*** Dataset entries

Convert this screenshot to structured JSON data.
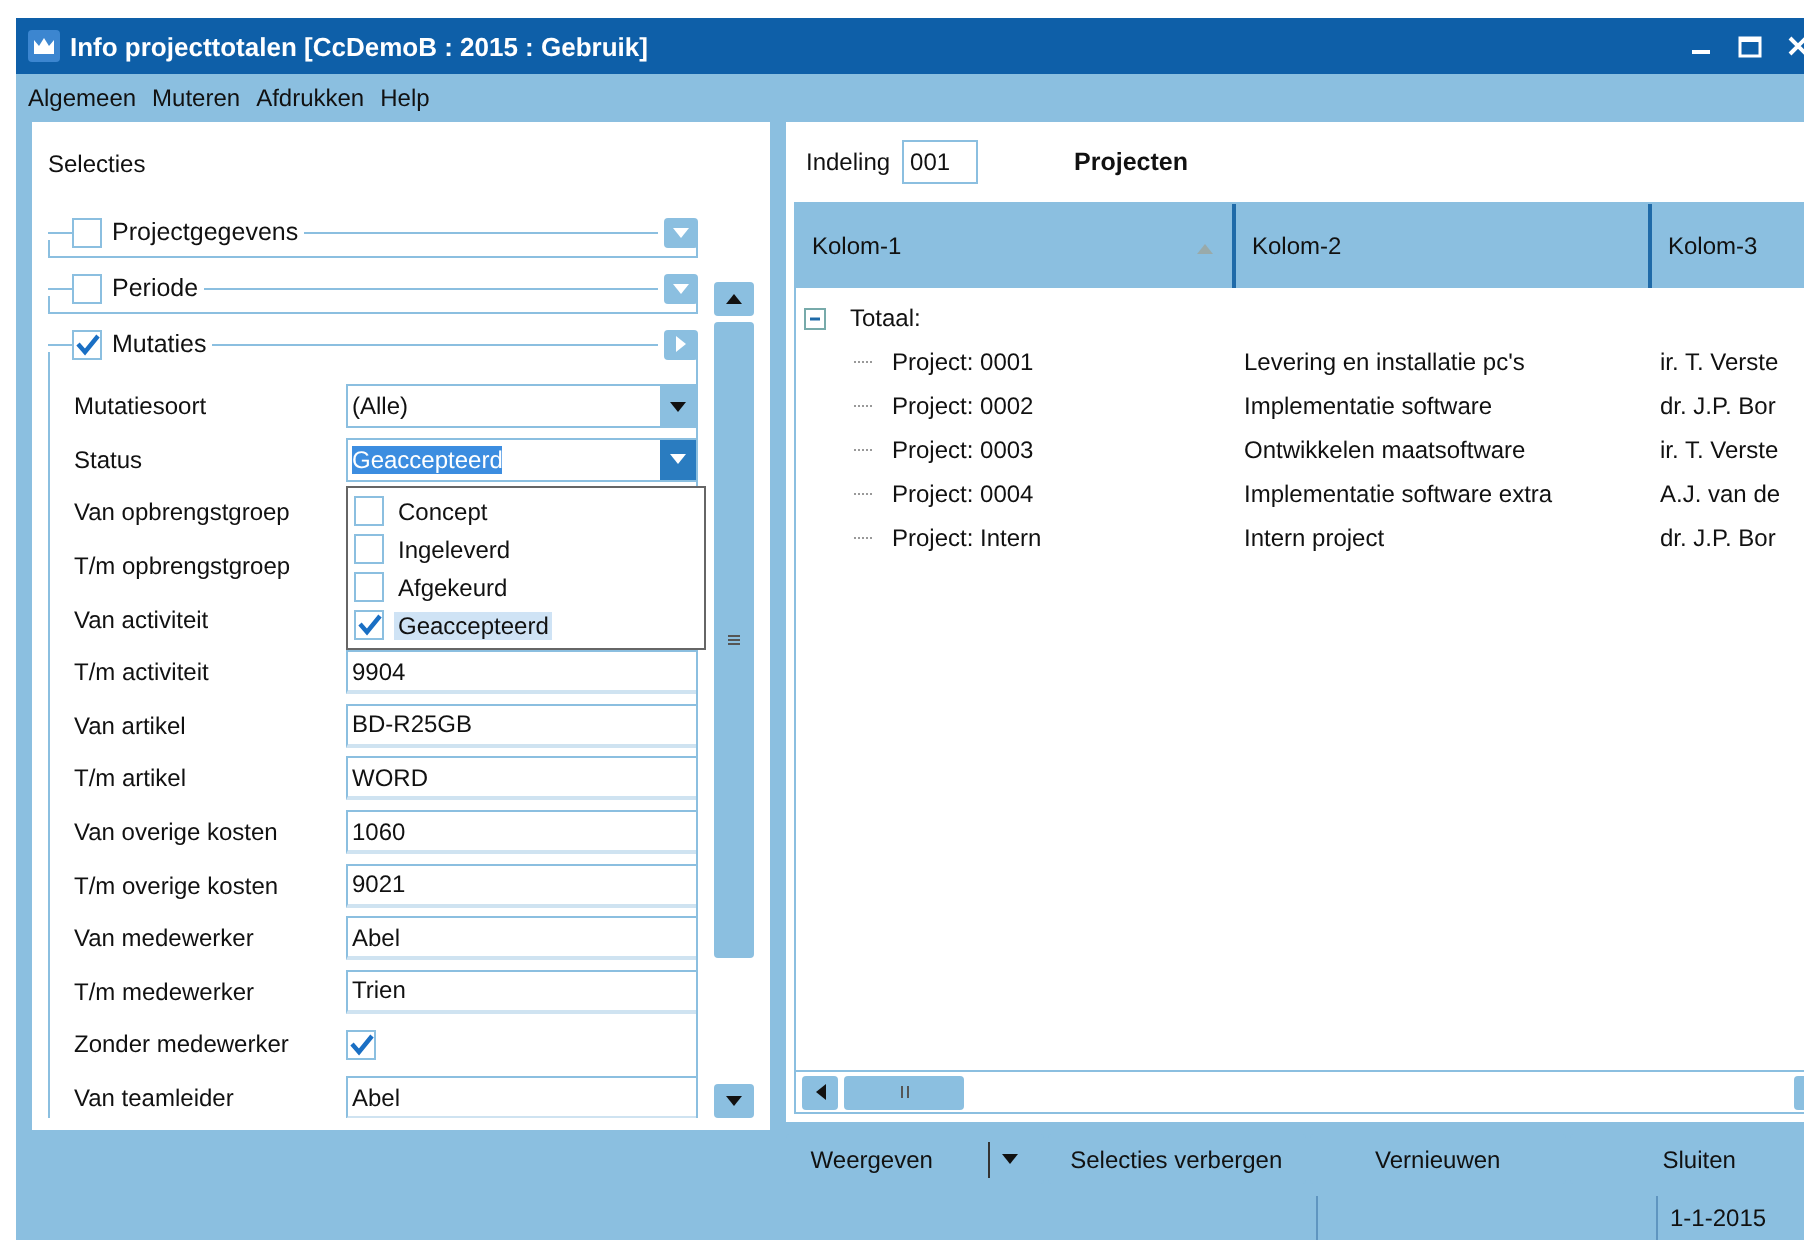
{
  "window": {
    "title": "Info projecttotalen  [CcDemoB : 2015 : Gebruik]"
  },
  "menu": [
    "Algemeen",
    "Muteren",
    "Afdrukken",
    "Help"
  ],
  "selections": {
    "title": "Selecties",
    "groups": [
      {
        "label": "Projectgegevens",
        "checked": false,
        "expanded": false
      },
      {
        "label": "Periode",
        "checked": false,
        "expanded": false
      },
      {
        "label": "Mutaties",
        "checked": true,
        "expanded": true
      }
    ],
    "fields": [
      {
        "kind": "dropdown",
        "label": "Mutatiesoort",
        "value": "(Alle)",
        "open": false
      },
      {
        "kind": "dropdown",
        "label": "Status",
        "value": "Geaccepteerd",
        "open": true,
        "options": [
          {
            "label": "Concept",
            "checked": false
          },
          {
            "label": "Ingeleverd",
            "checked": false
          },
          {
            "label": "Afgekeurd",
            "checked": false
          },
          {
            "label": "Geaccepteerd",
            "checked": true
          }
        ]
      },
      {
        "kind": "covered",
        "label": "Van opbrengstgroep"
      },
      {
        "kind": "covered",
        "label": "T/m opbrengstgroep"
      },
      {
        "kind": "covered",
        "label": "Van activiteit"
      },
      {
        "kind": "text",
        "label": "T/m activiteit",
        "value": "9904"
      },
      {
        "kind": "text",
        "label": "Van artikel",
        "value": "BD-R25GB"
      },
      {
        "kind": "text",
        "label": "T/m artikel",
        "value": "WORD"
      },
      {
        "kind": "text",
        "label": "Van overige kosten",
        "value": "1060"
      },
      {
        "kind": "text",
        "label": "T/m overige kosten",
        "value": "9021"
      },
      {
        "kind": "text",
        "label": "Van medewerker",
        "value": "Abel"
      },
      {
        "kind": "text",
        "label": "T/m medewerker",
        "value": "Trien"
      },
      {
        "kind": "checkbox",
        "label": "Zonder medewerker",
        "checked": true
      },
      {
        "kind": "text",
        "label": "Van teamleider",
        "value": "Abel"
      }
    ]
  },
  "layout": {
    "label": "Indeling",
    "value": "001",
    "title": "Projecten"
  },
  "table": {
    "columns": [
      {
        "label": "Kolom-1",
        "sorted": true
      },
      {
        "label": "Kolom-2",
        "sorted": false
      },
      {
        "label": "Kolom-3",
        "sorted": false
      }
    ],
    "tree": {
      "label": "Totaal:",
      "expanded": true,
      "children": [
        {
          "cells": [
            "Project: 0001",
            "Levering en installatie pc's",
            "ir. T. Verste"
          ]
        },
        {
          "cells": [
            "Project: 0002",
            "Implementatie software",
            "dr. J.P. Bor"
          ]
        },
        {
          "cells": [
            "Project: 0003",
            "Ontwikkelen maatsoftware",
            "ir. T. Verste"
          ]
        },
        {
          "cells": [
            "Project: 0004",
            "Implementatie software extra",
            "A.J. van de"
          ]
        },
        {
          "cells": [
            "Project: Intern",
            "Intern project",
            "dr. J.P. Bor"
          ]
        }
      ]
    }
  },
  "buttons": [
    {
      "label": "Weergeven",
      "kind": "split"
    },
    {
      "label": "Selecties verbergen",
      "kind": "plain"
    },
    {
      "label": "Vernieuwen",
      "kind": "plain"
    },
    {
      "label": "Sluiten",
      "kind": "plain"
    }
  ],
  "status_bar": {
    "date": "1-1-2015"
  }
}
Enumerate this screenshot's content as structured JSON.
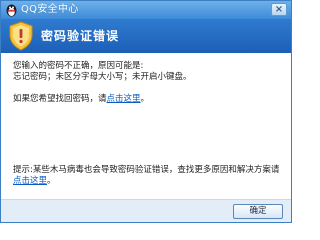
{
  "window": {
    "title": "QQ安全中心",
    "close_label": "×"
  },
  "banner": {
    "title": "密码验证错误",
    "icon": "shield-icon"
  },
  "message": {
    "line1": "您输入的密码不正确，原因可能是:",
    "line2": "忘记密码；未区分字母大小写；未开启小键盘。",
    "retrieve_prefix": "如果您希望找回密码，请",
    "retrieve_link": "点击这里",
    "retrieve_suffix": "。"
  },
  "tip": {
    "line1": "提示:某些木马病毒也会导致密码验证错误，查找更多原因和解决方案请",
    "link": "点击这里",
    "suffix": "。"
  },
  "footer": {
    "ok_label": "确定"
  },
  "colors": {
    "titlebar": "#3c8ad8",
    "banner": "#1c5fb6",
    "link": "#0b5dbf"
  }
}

******

Repeat the material above in full and exactly, omitting the pictures.

Convert this screenshot to structured JSON data.
{
  "window": {
    "title": "Info projecttotalen  [CcDemoB : 2015 : Gebruik]"
  },
  "menu": [
    "Algemeen",
    "Muteren",
    "Afdrukken",
    "Help"
  ],
  "selections": {
    "title": "Selecties",
    "groups": [
      {
        "label": "Projectgegevens",
        "checked": false,
        "expanded": false
      },
      {
        "label": "Periode",
        "checked": false,
        "expanded": false
      },
      {
        "label": "Mutaties",
        "checked": true,
        "expanded": true
      }
    ],
    "fields": [
      {
        "kind": "dropdown",
        "label": "Mutatiesoort",
        "value": "(Alle)",
        "open": false
      },
      {
        "kind": "dropdown",
        "label": "Status",
        "value": "Geaccepteerd",
        "open": true,
        "options": [
          {
            "label": "Concept",
            "checked": false
          },
          {
            "label": "Ingeleverd",
            "checked": false
          },
          {
            "label": "Afgekeurd",
            "checked": false
          },
          {
            "label": "Geaccepteerd",
            "checked": true
          }
        ]
      },
      {
        "kind": "covered",
        "label": "Van opbrengstgroep"
      },
      {
        "kind": "covered",
        "label": "T/m opbrengstgroep"
      },
      {
        "kind": "covered",
        "label": "Van activiteit"
      },
      {
        "kind": "text",
        "label": "T/m activiteit",
        "value": "9904"
      },
      {
        "kind": "text",
        "label": "Van artikel",
        "value": "BD-R25GB"
      },
      {
        "kind": "text",
        "label": "T/m artikel",
        "value": "WORD"
      },
      {
        "kind": "text",
        "label": "Van overige kosten",
        "value": "1060"
      },
      {
        "kind": "text",
        "label": "T/m overige kosten",
        "value": "9021"
      },
      {
        "kind": "text",
        "label": "Van medewerker",
        "value": "Abel"
      },
      {
        "kind": "text",
        "label": "T/m medewerker",
        "value": "Trien"
      },
      {
        "kind": "checkbox",
        "label": "Zonder medewerker",
        "checked": true
      },
      {
        "kind": "text",
        "label": "Van teamleider",
        "value": "Abel"
      }
    ]
  },
  "layout": {
    "label": "Indeling",
    "value": "001",
    "title": "Projecten"
  },
  "table": {
    "columns": [
      {
        "label": "Kolom-1",
        "sorted": true
      },
      {
        "label": "Kolom-2",
        "sorted": false
      },
      {
        "label": "Kolom-3",
        "sorted": false
      }
    ],
    "tree": {
      "label": "Totaal:",
      "expanded": true,
      "children": [
        {
          "cells": [
            "Project: 0001",
            "Levering en installatie pc's",
            "ir. T. Verste"
          ]
        },
        {
          "cells": [
            "Project: 0002",
            "Implementatie software",
            "dr. J.P. Bor"
          ]
        },
        {
          "cells": [
            "Project: 0003",
            "Ontwikkelen maatsoftware",
            "ir. T. Verste"
          ]
        },
        {
          "cells": [
            "Project: 0004",
            "Implementatie software extra",
            "A.J. van de"
          ]
        },
        {
          "cells": [
            "Project: Intern",
            "Intern project",
            "dr. J.P. Bor"
          ]
        }
      ]
    }
  },
  "buttons": [
    {
      "label": "Weergeven",
      "kind": "split"
    },
    {
      "label": "Selecties verbergen",
      "kind": "plain"
    },
    {
      "label": "Vernieuwen",
      "kind": "plain"
    },
    {
      "label": "Sluiten",
      "kind": "plain"
    }
  ],
  "status_bar": {
    "date": "1-1-2015"
  }
}
Enumerate this screenshot's content as structured JSON.
{
  "window": {
    "title": "QQ安全中心",
    "close_label": "×"
  },
  "banner": {
    "title": "密码验证错误",
    "icon": "shield-icon"
  },
  "message": {
    "line1": "您输入的密码不正确，原因可能是:",
    "line2": "忘记密码；未区分字母大小写；未开启小键盘。",
    "retrieve_prefix": "如果您希望找回密码，请",
    "retrieve_link": "点击这里",
    "retrieve_suffix": "。"
  },
  "tip": {
    "line1": "提示:某些木马病毒也会导致密码验证错误，查找更多原因和解决方案请",
    "link": "点击这里",
    "suffix": "。"
  },
  "footer": {
    "ok_label": "确定"
  },
  "colors": {
    "titlebar": "#3c8ad8",
    "banner": "#1c5fb6",
    "link": "#0b5dbf"
  }
}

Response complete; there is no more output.